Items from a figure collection
==*==
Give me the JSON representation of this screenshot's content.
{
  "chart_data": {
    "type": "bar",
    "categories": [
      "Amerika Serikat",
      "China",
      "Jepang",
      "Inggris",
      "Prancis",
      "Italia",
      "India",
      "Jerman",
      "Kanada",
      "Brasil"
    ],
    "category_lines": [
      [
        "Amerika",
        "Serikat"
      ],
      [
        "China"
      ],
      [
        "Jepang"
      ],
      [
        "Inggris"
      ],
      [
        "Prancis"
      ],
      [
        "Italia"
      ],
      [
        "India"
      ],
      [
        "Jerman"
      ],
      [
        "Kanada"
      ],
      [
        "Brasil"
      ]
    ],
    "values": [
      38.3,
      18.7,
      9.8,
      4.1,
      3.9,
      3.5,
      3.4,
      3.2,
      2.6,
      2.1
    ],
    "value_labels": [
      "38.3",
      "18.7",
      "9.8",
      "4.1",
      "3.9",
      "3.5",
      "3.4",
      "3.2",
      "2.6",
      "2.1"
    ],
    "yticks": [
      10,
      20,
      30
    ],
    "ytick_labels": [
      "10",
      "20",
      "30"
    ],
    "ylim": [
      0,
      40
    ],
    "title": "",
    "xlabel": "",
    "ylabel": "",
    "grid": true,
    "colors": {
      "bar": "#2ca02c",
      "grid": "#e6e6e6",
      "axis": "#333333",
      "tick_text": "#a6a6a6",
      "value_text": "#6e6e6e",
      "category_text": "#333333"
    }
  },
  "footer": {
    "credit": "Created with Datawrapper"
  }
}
==*==
Written problem:
Extract all of the data above without altering anything.

Solution to the problem:
Give me the JSON representation of this screenshot's content.
{
  "chart_data": {
    "type": "bar",
    "categories": [
      "Amerika Serikat",
      "China",
      "Jepang",
      "Inggris",
      "Prancis",
      "Italia",
      "India",
      "Jerman",
      "Kanada",
      "Brasil"
    ],
    "category_lines": [
      [
        "Amerika",
        "Serikat"
      ],
      [
        "China"
      ],
      [
        "Jepang"
      ],
      [
        "Inggris"
      ],
      [
        "Prancis"
      ],
      [
        "Italia"
      ],
      [
        "India"
      ],
      [
        "Jerman"
      ],
      [
        "Kanada"
      ],
      [
        "Brasil"
      ]
    ],
    "values": [
      38.3,
      18.7,
      9.8,
      4.1,
      3.9,
      3.5,
      3.4,
      3.2,
      2.6,
      2.1
    ],
    "value_labels": [
      "38.3",
      "18.7",
      "9.8",
      "4.1",
      "3.9",
      "3.5",
      "3.4",
      "3.2",
      "2.6",
      "2.1"
    ],
    "yticks": [
      10,
      20,
      30
    ],
    "ytick_labels": [
      "10",
      "20",
      "30"
    ],
    "ylim": [
      0,
      40
    ],
    "title": "",
    "xlabel": "",
    "ylabel": "",
    "grid": true,
    "colors": {
      "bar": "#2ca02c",
      "grid": "#e6e6e6",
      "axis": "#333333",
      "tick_text": "#a6a6a6",
      "value_text": "#6e6e6e",
      "category_text": "#333333"
    }
  },
  "footer": {
    "credit": "Created with Datawrapper"
  }
}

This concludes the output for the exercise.